● **Task prompt**
Pick out all lines of the entries that include the word "Gran" and copy them.
** begin Records for this exercise **
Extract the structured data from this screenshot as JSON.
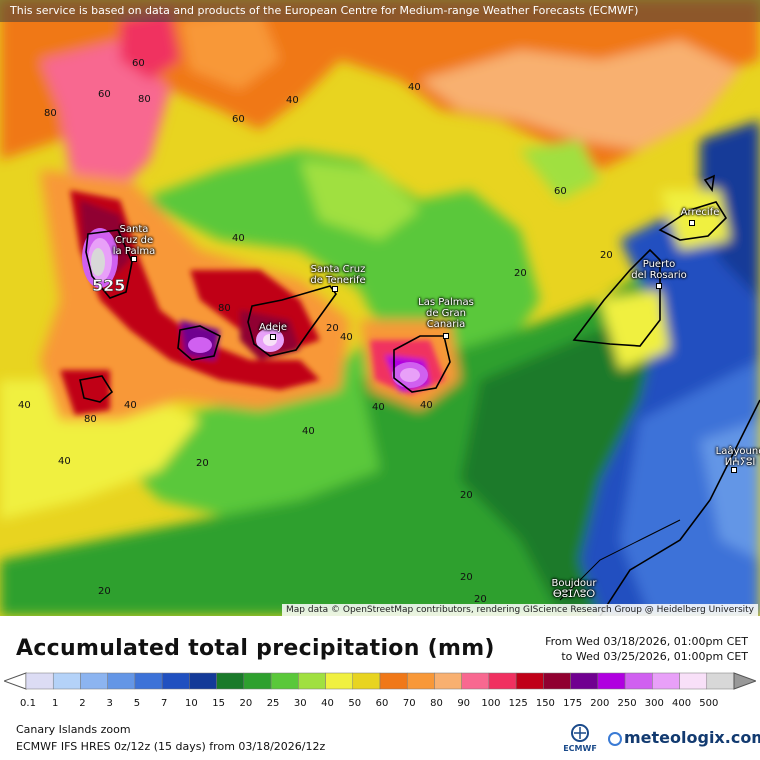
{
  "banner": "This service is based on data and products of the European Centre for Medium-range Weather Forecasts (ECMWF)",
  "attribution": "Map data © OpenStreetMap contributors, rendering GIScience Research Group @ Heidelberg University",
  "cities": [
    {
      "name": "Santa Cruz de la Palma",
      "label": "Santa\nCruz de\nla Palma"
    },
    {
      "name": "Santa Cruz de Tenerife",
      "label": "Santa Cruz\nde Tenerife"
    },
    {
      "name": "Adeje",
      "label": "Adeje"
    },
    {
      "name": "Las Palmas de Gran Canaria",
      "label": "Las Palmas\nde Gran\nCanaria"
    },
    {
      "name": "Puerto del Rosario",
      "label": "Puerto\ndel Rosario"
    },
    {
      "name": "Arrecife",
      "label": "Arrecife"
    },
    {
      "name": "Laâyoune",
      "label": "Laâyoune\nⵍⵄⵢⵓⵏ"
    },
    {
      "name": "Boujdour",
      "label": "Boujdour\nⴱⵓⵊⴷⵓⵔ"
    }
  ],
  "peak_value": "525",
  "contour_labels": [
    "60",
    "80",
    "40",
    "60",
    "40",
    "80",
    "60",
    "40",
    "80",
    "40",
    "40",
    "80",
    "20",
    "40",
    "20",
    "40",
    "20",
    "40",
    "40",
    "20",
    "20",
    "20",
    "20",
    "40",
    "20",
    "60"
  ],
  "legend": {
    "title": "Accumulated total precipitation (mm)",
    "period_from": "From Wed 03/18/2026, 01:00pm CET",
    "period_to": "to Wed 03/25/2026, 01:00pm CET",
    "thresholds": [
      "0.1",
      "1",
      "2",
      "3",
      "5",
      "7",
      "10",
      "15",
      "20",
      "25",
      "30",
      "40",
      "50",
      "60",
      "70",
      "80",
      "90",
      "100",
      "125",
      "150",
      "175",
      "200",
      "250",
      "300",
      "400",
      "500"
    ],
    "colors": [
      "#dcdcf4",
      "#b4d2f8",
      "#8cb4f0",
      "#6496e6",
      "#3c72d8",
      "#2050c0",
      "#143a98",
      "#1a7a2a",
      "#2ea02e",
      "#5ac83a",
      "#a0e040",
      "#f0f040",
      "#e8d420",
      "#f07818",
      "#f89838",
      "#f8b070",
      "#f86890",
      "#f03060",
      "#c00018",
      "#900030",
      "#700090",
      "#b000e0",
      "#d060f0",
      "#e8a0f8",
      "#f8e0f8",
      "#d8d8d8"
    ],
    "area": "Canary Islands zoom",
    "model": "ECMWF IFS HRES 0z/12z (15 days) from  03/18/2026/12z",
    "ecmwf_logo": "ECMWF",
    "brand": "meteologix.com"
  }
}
** end Records for this exercise **
● **Full response**
      "name": "Las Palmas de Gran Canaria",
      "label": "Las Palmas\nde Gran\nCanaria"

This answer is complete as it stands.